> **Exercise description**: Identify the lines holding "title" and copy them.

> **Data**:
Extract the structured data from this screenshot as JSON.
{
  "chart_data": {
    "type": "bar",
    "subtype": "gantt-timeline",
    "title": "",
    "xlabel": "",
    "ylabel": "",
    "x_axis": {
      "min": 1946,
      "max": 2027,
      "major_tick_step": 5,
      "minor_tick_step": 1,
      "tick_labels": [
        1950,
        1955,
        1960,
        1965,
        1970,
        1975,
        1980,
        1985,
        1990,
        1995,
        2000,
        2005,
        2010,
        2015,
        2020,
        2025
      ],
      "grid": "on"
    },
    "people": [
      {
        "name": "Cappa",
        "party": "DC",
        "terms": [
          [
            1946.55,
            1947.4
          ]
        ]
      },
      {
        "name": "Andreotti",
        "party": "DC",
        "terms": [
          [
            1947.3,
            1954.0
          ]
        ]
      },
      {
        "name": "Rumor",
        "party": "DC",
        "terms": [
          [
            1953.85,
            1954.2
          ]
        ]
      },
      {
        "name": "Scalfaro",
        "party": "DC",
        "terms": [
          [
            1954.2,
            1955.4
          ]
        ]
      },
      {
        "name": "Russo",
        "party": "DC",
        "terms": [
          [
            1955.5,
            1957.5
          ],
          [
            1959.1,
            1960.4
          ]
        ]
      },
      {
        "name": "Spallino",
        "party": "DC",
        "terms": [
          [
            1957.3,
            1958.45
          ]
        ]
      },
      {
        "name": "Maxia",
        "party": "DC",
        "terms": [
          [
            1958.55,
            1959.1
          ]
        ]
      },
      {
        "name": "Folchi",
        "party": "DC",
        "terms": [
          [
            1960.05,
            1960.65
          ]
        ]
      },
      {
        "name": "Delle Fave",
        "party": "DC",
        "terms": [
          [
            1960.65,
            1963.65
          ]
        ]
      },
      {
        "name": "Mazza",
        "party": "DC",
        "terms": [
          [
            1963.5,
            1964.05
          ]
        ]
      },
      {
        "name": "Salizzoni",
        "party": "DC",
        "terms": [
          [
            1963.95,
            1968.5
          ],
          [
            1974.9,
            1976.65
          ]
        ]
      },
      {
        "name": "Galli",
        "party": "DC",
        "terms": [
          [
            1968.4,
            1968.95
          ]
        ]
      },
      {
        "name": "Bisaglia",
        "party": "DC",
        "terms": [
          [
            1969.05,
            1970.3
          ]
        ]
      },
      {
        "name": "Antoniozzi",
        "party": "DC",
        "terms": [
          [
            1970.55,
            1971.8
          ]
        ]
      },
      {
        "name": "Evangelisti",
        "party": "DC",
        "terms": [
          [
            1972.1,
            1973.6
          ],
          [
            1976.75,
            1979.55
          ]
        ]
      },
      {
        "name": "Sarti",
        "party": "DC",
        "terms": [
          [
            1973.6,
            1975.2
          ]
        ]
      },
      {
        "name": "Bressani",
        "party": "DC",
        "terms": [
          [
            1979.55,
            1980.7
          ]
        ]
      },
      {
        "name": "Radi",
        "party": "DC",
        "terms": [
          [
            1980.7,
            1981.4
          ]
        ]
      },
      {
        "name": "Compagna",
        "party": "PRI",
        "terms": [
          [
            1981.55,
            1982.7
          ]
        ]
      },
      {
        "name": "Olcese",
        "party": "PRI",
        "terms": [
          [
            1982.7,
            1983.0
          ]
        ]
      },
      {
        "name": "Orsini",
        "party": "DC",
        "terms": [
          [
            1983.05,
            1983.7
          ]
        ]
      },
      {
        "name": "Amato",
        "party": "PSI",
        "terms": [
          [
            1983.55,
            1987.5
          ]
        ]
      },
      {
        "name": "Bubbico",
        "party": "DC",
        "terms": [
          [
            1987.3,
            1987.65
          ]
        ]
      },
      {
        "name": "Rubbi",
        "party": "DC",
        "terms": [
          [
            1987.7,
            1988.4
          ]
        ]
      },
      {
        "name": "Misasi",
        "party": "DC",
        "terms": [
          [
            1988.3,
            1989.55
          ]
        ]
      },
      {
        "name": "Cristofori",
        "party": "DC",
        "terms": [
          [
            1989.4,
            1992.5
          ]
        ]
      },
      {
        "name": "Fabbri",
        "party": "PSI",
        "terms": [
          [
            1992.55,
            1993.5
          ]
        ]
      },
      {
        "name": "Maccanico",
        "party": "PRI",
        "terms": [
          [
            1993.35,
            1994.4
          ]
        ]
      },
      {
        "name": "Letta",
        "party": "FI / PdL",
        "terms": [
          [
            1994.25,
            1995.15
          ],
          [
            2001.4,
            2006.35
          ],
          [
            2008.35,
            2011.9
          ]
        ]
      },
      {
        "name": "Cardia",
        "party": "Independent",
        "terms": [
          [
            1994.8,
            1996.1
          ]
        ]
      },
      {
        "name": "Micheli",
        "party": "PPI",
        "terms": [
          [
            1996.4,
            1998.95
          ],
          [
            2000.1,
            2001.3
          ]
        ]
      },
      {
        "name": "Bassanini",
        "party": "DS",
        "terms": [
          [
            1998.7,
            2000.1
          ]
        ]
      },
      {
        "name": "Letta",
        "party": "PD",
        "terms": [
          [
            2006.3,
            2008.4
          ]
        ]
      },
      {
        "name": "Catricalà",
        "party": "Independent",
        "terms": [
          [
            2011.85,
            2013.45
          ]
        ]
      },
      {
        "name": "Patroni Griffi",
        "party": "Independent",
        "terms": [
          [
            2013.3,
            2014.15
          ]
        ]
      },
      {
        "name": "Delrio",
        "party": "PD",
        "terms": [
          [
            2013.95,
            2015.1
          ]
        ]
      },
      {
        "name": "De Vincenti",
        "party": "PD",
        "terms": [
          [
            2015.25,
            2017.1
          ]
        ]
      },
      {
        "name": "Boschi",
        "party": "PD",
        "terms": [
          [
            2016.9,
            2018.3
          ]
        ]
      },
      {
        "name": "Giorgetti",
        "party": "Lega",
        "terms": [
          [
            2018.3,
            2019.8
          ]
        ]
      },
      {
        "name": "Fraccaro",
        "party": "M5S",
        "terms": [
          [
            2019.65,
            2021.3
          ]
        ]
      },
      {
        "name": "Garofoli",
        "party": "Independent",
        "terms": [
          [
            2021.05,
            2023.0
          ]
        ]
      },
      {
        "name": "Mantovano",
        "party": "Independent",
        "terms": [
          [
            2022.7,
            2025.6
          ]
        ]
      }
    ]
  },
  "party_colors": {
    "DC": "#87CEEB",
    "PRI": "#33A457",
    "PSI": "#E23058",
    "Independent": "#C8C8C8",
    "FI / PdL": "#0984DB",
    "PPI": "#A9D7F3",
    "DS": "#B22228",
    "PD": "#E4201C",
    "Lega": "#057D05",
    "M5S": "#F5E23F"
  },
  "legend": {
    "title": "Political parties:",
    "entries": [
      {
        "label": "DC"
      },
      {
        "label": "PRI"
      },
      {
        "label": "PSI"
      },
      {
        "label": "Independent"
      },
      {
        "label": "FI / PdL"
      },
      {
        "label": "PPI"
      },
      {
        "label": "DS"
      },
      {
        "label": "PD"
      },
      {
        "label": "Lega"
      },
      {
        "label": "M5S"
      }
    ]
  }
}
--
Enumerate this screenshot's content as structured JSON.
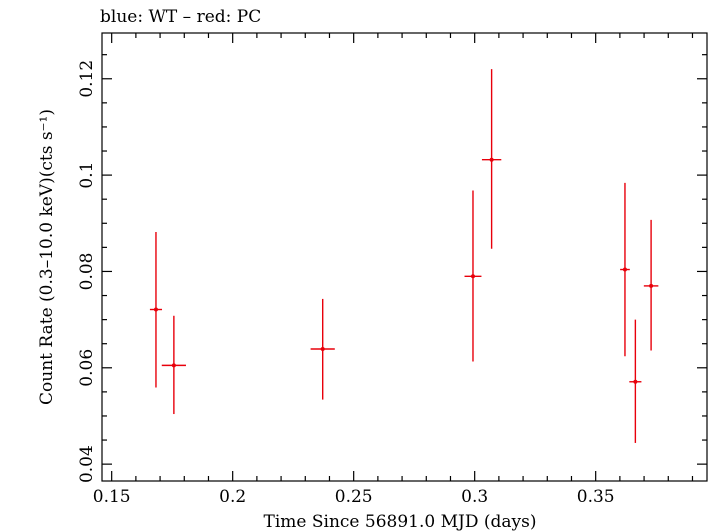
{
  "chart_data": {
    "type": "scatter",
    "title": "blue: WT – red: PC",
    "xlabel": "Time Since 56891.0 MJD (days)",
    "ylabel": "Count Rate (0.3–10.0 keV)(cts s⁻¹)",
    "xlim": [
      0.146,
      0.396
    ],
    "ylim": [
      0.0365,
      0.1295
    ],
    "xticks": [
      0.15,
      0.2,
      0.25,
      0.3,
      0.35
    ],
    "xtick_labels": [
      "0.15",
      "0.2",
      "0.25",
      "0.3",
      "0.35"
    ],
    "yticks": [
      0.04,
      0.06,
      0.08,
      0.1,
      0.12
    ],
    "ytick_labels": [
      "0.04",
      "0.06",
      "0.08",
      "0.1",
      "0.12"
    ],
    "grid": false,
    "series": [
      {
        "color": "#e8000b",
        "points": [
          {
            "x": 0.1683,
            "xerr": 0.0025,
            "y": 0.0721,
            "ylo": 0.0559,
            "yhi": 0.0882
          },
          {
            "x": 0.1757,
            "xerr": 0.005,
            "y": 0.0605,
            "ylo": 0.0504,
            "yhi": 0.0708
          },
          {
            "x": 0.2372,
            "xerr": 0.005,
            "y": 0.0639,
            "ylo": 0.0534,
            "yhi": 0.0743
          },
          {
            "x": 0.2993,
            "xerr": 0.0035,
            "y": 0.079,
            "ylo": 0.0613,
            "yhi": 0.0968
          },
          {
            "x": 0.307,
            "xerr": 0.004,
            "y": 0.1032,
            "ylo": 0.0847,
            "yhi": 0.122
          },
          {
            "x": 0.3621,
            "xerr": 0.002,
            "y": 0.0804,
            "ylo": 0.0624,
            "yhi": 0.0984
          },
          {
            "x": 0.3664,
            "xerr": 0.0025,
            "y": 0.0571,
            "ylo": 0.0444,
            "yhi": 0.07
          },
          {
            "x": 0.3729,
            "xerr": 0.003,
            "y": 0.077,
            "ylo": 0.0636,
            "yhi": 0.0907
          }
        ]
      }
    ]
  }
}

> **Final answer**:
    "title": "",
    "title": "Political parties:",
    "title": "blue: WT – red: PC",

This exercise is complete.